◆ Passage for review ◆

————————

Last Friday, I ventured over to SEPTA headquarters to hear Dr. Ian K. Smith, the medical/diet expert on VH1's Celebrity Fit Club, speak about diet and healthy eating, sharing his tips to achieving a healthier body and lifestyle with over 300 SEPTA employees.

"We have great employees who are afforded great benefits; but the problem is they use those benefits for diabetes, obesity, and a number of other problems," said Jacob Aufschauer, the Senior Director of Human Resources, as he introduced the distinguished speaker.

Dr. Ian has recently been appointed by President Obama to the President's Council on Fitness, Sports, and Nutrition. And his new book SHRED, which he gave to all SEPTA employees, is the No. 1 book on New York Times Advice Best Seller list, Publisher's Weekly and Wall Street Journal.

In a one hour talk to SEPTA employees, Dr. Ian shared easy-to-follow tips such as his ideas on eating habits, which he recommends, "breakfast like a king, lunch like a price and dinner like a pauper."

I had a chance to catch up with Dr. Ian after his talk and ask him the burning questions that people should know when they're ready to embark on a healthier lifestyle:

What is the one weight loss myth that you want to dispel?

"I think the skipping meals thing is worst. People think that you can save calories by eating fewer meals a day, but it works just the opposite: the fewer meals you eat the more counterproductive it becomes to you being able to lose weight. Eating fewer meals may save some calories but it increases the chance that you have insulin spikes, which isn't good in the long run.

The other thing is the idea of diets sodas: it's not that they're bad for you; it's that people who tend to drink a lot of diet soda tend to surround that drinking with bad nutritional choices. They think that the diet soda gives them the opportunity to eat more calories elsewhere and then they ultimately end up consuming more calories than they normally would have consumed."

What do you find is the best exercise regimen to lose weight?

"I would choose circuit training. I do a SHRED circuit with some of my clients; it's a 23 minute workout where we go from the elliptical to the treadmill to the stationary bicycle, all in 23 minutes. We do this high intensity interval training in which you're doing a 'burst' workout rather than a relatively stable, sedentary work out where you're just doing the same thing over a long period of time."

What is the one piece of advice you think everyone should know before they start a diet?

————————

◆ Input data ◆
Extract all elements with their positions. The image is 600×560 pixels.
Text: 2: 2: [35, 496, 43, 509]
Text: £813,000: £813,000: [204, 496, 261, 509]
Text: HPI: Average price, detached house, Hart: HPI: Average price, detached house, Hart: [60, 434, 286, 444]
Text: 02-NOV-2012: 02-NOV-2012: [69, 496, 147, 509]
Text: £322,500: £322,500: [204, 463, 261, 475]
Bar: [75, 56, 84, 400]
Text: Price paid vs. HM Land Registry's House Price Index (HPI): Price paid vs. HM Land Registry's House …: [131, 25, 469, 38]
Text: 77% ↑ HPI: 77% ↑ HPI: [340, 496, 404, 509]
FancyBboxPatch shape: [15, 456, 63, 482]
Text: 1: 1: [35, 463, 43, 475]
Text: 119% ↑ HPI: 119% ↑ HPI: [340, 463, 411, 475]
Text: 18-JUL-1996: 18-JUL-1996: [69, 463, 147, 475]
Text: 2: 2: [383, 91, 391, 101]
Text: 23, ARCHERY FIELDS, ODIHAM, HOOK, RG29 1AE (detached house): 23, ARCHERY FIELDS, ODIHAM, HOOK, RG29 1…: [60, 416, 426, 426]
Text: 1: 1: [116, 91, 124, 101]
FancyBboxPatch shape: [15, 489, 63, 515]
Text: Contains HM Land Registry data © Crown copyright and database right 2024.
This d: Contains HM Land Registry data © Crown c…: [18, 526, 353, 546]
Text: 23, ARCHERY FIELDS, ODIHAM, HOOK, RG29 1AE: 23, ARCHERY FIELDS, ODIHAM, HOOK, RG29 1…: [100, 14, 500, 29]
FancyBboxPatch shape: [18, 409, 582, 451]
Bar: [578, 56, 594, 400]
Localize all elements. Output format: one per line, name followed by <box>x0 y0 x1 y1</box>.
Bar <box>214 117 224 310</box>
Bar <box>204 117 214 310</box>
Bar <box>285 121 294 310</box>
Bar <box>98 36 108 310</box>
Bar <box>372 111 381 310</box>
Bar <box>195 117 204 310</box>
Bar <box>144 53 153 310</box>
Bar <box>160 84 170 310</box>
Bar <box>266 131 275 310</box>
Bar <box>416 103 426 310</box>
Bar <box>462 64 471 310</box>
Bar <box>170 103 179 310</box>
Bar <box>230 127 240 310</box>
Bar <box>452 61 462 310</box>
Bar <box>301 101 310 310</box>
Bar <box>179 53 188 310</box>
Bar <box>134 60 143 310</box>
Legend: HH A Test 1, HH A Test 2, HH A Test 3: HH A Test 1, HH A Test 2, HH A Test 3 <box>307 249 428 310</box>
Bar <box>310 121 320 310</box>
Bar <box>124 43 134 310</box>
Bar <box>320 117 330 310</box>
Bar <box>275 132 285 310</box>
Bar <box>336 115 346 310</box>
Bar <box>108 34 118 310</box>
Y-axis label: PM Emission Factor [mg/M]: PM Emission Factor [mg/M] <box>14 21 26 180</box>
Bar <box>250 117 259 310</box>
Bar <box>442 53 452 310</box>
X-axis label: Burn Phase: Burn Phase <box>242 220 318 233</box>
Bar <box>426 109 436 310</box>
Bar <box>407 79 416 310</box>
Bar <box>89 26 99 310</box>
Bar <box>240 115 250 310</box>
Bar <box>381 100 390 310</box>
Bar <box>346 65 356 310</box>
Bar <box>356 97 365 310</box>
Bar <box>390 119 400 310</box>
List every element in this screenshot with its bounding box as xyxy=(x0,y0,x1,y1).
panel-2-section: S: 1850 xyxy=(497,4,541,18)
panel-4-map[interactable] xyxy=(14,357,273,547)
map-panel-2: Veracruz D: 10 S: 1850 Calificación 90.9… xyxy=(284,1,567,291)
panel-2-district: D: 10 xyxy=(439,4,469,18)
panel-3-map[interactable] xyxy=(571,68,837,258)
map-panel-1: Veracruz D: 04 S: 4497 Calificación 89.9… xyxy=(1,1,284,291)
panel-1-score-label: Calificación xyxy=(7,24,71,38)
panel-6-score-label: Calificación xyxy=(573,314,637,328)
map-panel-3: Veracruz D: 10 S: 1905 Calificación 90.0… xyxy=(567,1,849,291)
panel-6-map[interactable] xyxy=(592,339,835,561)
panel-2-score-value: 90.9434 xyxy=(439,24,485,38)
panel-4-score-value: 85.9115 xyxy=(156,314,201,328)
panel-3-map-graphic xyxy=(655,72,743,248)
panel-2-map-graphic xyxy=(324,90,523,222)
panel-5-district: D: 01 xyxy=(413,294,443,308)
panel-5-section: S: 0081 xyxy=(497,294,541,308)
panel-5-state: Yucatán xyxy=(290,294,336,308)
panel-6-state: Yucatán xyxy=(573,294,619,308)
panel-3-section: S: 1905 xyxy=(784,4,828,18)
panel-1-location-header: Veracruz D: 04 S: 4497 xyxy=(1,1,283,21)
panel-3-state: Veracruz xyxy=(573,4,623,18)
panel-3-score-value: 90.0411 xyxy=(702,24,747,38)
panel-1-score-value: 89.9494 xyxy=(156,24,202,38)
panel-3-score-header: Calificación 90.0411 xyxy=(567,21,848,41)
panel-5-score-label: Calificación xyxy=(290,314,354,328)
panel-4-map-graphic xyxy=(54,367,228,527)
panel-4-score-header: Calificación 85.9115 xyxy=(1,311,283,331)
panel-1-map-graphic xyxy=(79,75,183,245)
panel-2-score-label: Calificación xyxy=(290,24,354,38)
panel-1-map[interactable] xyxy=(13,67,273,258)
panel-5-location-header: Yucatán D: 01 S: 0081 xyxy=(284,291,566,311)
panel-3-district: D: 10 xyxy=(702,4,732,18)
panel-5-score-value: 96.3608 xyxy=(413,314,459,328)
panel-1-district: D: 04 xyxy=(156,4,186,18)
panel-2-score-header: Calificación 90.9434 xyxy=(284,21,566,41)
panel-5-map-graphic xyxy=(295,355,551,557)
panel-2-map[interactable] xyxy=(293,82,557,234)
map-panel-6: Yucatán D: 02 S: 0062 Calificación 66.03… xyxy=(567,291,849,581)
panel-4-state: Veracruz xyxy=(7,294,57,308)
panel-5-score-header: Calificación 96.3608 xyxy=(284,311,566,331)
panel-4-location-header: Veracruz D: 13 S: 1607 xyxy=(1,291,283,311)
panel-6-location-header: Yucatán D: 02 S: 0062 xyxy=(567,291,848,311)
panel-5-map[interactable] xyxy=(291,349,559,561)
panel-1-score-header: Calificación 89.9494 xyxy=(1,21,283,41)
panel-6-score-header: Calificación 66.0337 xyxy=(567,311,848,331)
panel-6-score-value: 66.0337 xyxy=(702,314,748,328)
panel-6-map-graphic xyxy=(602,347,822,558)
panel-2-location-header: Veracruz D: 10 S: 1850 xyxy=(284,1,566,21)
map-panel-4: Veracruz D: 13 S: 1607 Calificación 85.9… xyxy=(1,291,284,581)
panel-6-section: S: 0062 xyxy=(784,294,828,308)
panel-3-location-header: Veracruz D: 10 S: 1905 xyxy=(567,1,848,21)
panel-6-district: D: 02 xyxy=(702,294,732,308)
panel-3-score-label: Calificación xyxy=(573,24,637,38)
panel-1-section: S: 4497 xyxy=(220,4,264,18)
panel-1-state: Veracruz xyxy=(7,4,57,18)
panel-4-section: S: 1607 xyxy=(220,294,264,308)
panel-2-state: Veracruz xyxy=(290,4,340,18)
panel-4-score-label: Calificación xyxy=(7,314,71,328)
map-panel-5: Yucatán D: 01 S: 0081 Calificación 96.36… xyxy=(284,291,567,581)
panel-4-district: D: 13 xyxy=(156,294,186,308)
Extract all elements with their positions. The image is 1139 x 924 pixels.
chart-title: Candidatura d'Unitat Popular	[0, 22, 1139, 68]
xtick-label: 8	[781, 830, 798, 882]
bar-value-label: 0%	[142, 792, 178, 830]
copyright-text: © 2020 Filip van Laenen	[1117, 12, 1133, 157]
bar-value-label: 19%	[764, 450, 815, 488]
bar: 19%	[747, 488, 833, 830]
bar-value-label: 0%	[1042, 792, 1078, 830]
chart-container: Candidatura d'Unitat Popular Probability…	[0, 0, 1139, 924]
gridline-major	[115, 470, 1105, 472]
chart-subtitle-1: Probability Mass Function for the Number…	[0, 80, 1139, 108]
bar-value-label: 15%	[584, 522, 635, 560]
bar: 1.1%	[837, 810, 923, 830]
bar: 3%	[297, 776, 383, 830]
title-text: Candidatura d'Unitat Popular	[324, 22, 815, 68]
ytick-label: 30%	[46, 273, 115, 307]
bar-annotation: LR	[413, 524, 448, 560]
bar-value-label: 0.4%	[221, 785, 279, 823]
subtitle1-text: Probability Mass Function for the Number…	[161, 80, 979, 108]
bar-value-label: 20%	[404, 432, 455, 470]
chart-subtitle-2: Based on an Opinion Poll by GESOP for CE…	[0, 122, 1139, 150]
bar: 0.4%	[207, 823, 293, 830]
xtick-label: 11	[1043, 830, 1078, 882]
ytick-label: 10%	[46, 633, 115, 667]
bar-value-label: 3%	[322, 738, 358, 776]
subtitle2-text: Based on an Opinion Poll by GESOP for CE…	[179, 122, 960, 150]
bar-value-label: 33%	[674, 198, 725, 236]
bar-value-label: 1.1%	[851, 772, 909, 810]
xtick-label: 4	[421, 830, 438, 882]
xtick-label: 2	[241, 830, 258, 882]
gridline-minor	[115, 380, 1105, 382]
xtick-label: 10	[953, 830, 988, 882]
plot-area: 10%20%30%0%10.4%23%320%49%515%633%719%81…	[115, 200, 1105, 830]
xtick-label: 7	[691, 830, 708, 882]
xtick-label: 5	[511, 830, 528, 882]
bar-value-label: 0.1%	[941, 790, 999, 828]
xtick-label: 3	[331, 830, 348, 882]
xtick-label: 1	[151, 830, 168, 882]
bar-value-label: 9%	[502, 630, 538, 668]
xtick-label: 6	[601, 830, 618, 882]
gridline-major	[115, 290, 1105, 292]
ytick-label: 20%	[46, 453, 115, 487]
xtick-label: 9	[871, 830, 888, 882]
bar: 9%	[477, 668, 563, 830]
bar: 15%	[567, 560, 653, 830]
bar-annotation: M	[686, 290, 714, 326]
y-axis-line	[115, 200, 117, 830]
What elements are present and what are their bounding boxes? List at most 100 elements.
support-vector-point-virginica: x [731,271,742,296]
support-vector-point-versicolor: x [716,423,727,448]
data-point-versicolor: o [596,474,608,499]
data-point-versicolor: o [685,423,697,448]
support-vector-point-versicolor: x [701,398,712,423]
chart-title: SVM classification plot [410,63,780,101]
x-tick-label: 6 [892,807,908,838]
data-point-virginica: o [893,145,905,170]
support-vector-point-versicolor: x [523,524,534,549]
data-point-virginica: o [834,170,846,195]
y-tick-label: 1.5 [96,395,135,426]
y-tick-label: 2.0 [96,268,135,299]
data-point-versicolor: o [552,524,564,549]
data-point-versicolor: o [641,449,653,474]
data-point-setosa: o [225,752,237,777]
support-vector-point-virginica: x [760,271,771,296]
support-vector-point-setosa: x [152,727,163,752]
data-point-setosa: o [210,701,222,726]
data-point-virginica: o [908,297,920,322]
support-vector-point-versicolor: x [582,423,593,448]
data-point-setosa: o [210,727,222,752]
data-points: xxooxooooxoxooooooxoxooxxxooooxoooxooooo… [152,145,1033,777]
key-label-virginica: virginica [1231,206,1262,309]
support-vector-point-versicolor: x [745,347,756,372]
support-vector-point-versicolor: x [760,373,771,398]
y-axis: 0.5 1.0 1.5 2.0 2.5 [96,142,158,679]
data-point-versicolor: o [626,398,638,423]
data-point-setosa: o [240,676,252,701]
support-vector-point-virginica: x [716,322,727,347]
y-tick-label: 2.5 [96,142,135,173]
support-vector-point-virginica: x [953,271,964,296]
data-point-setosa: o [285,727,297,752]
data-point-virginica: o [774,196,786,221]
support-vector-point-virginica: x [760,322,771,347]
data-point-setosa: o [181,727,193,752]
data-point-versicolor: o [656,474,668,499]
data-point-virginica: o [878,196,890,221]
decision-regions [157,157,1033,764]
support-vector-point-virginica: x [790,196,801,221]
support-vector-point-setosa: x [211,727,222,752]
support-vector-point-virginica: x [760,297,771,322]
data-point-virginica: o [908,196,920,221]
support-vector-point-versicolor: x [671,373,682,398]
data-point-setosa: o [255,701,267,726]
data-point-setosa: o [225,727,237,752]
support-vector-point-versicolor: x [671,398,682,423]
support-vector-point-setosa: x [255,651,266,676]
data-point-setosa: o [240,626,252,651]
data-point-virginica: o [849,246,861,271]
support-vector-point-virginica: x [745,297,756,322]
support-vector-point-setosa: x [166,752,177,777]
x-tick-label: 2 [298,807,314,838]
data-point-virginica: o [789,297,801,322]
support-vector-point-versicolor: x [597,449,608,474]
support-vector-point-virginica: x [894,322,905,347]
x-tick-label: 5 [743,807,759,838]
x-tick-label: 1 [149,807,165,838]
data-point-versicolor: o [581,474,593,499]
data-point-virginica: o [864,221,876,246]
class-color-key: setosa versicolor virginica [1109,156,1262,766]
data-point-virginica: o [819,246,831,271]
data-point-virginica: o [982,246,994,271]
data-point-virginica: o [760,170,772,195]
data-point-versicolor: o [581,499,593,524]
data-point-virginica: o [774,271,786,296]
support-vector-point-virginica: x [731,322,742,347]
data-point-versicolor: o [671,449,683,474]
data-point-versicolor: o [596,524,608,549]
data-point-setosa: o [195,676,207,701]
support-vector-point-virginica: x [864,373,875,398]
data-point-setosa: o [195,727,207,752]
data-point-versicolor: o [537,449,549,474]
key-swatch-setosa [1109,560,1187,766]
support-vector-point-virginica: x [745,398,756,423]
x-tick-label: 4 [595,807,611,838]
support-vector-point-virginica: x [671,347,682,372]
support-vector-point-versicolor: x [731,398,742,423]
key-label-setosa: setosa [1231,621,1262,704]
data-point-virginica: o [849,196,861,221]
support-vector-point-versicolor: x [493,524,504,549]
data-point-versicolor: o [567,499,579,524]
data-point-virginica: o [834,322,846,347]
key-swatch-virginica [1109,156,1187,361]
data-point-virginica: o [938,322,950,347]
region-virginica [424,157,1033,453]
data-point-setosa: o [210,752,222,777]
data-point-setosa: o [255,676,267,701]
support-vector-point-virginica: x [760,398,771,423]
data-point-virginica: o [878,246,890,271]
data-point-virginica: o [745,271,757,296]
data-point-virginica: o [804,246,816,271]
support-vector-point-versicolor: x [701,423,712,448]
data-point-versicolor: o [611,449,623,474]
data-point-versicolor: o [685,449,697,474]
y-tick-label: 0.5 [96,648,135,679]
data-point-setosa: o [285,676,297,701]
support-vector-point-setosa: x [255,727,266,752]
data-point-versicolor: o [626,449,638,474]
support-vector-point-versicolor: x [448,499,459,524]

————————

Continue the article about Dr. Ian K. Smith's talk to SEPTA employees, starting right after its final line.

"People have to realize that dieting is not a sprint, it's a marathon. If you celebrate the small victories you will eventually win the war. Too many people focus on the big thing they're trying to accomplish and not working week to week. I always say to set the large milestone but the mini-milestones are equally, if not more important, because that's how you really reach the overall goal."

What is the best way to start your path towards a healthier lifestyle?

"To make changes people have to write a list of things that they know they are doing wrong and things they know they want to do better. You form these lists, for example: you know that you don't eat enough fruits and vegetables, you eat too many fried foods, you eat too much in one sitting. You have to ask yourself in an honest way: what things am I doing wrong? Then choose only one behavior to change every three weeks, focus on just one thing on that list. People try to change too much at once and it becomes overwhelming and they end up falling off the program. So gradually changing bad habits makes much more of a difference than trying to change them all at once."

If there's only one piece of advice that everyone takes out of this, what do you want it to be?

"Their health future and their ability to succeed from a health standpoint really is within their grasp and they have control over their own health destiny by enlarge. In order to do that, they have to make smarter decisions and they have to be a little more active; but most importantly they have to keep a balance in life rather than trying to over-do it or under-do it. If they incorporate it into a lifestyle change they can make a big difference."